Your objective:
Every record below should be transcribed exactly. Omit the images.

Data for processing:
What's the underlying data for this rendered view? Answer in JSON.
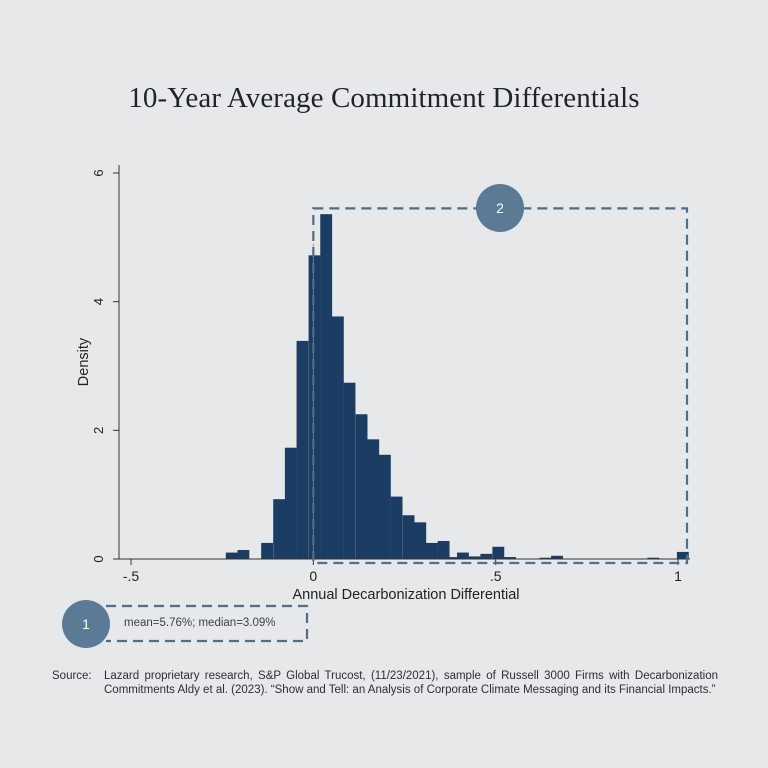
{
  "title": "10-Year Average Commitment Differentials",
  "annotations": {
    "badge_1": "1",
    "badge_2": "2",
    "stats_text": "mean=5.76%; median=3.09%"
  },
  "source": {
    "label": "Source:",
    "text": "Lazard proprietary research, S&P Global Trucost, (11/23/2021), sample of Russell 3000 Firms with Decarbonization Commitments Aldy et al. (2023). “Show and Tell: an Analysis of Corporate Climate Messaging and its Financial Impacts.”"
  },
  "colors": {
    "bar": "#1b3d63",
    "badge": "#5b7a96",
    "dash": "#4f6e8c",
    "background": "#e7e8ea"
  },
  "chart_data": {
    "type": "bar",
    "subtype": "histogram",
    "xlabel": "Annual Decarbonization Differential",
    "ylabel": "Density",
    "xlim": [
      -0.5,
      1.03
    ],
    "ylim": [
      0,
      6
    ],
    "x_ticks": [
      {
        "value": -0.5,
        "label": "-.5"
      },
      {
        "value": 0,
        "label": "0"
      },
      {
        "value": 0.5,
        "label": ".5"
      },
      {
        "value": 1,
        "label": "1"
      }
    ],
    "y_ticks": [
      {
        "value": 0,
        "label": "0"
      },
      {
        "value": 2,
        "label": "2"
      },
      {
        "value": 4,
        "label": "4"
      },
      {
        "value": 6,
        "label": "6"
      }
    ],
    "bin_width": 0.0325,
    "bins": [
      {
        "x0": -0.24,
        "value": 0.1
      },
      {
        "x0": -0.208,
        "value": 0.14
      },
      {
        "x0": -0.143,
        "value": 0.25
      },
      {
        "x0": -0.11,
        "value": 0.93
      },
      {
        "x0": -0.078,
        "value": 1.73
      },
      {
        "x0": -0.046,
        "value": 3.39
      },
      {
        "x0": -0.013,
        "value": 4.72
      },
      {
        "x0": 0.019,
        "value": 5.36
      },
      {
        "x0": 0.051,
        "value": 3.77
      },
      {
        "x0": 0.083,
        "value": 2.74
      },
      {
        "x0": 0.116,
        "value": 2.25
      },
      {
        "x0": 0.148,
        "value": 1.86
      },
      {
        "x0": 0.18,
        "value": 1.62
      },
      {
        "x0": 0.212,
        "value": 0.97
      },
      {
        "x0": 0.245,
        "value": 0.68
      },
      {
        "x0": 0.277,
        "value": 0.57
      },
      {
        "x0": 0.309,
        "value": 0.25
      },
      {
        "x0": 0.341,
        "value": 0.28
      },
      {
        "x0": 0.373,
        "value": 0.03
      },
      {
        "x0": 0.394,
        "value": 0.1
      },
      {
        "x0": 0.426,
        "value": 0.04
      },
      {
        "x0": 0.458,
        "value": 0.08
      },
      {
        "x0": 0.491,
        "value": 0.19
      },
      {
        "x0": 0.523,
        "value": 0.03
      },
      {
        "x0": 0.62,
        "value": 0.02
      },
      {
        "x0": 0.652,
        "value": 0.05
      },
      {
        "x0": 0.916,
        "value": 0.02
      },
      {
        "x0": 0.997,
        "value": 0.11
      }
    ],
    "highlight_box_2": {
      "x0": 0,
      "x1": 1.03,
      "y0": 0,
      "y1": 5.45
    }
  }
}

Answer to the problem:
What's the underlying data for this rendered view? Answer in JSON.
{
  "title": "10-Year Average Commitment Differentials",
  "annotations": {
    "badge_1": "1",
    "badge_2": "2",
    "stats_text": "mean=5.76%; median=3.09%"
  },
  "source": {
    "label": "Source:",
    "text": "Lazard proprietary research, S&P Global Trucost, (11/23/2021), sample of Russell 3000 Firms with Decarbonization Commitments Aldy et al. (2023). “Show and Tell: an Analysis of Corporate Climate Messaging and its Financial Impacts.”"
  },
  "colors": {
    "bar": "#1b3d63",
    "badge": "#5b7a96",
    "dash": "#4f6e8c",
    "background": "#e7e8ea"
  },
  "chart_data": {
    "type": "bar",
    "subtype": "histogram",
    "xlabel": "Annual Decarbonization Differential",
    "ylabel": "Density",
    "xlim": [
      -0.5,
      1.03
    ],
    "ylim": [
      0,
      6
    ],
    "x_ticks": [
      {
        "value": -0.5,
        "label": "-.5"
      },
      {
        "value": 0,
        "label": "0"
      },
      {
        "value": 0.5,
        "label": ".5"
      },
      {
        "value": 1,
        "label": "1"
      }
    ],
    "y_ticks": [
      {
        "value": 0,
        "label": "0"
      },
      {
        "value": 2,
        "label": "2"
      },
      {
        "value": 4,
        "label": "4"
      },
      {
        "value": 6,
        "label": "6"
      }
    ],
    "bin_width": 0.0325,
    "bins": [
      {
        "x0": -0.24,
        "value": 0.1
      },
      {
        "x0": -0.208,
        "value": 0.14
      },
      {
        "x0": -0.143,
        "value": 0.25
      },
      {
        "x0": -0.11,
        "value": 0.93
      },
      {
        "x0": -0.078,
        "value": 1.73
      },
      {
        "x0": -0.046,
        "value": 3.39
      },
      {
        "x0": -0.013,
        "value": 4.72
      },
      {
        "x0": 0.019,
        "value": 5.36
      },
      {
        "x0": 0.051,
        "value": 3.77
      },
      {
        "x0": 0.083,
        "value": 2.74
      },
      {
        "x0": 0.116,
        "value": 2.25
      },
      {
        "x0": 0.148,
        "value": 1.86
      },
      {
        "x0": 0.18,
        "value": 1.62
      },
      {
        "x0": 0.212,
        "value": 0.97
      },
      {
        "x0": 0.245,
        "value": 0.68
      },
      {
        "x0": 0.277,
        "value": 0.57
      },
      {
        "x0": 0.309,
        "value": 0.25
      },
      {
        "x0": 0.341,
        "value": 0.28
      },
      {
        "x0": 0.373,
        "value": 0.03
      },
      {
        "x0": 0.394,
        "value": 0.1
      },
      {
        "x0": 0.426,
        "value": 0.04
      },
      {
        "x0": 0.458,
        "value": 0.08
      },
      {
        "x0": 0.491,
        "value": 0.19
      },
      {
        "x0": 0.523,
        "value": 0.03
      },
      {
        "x0": 0.62,
        "value": 0.02
      },
      {
        "x0": 0.652,
        "value": 0.05
      },
      {
        "x0": 0.916,
        "value": 0.02
      },
      {
        "x0": 0.997,
        "value": 0.11
      }
    ],
    "highlight_box_2": {
      "x0": 0,
      "x1": 1.03,
      "y0": 0,
      "y1": 5.45
    }
  }
}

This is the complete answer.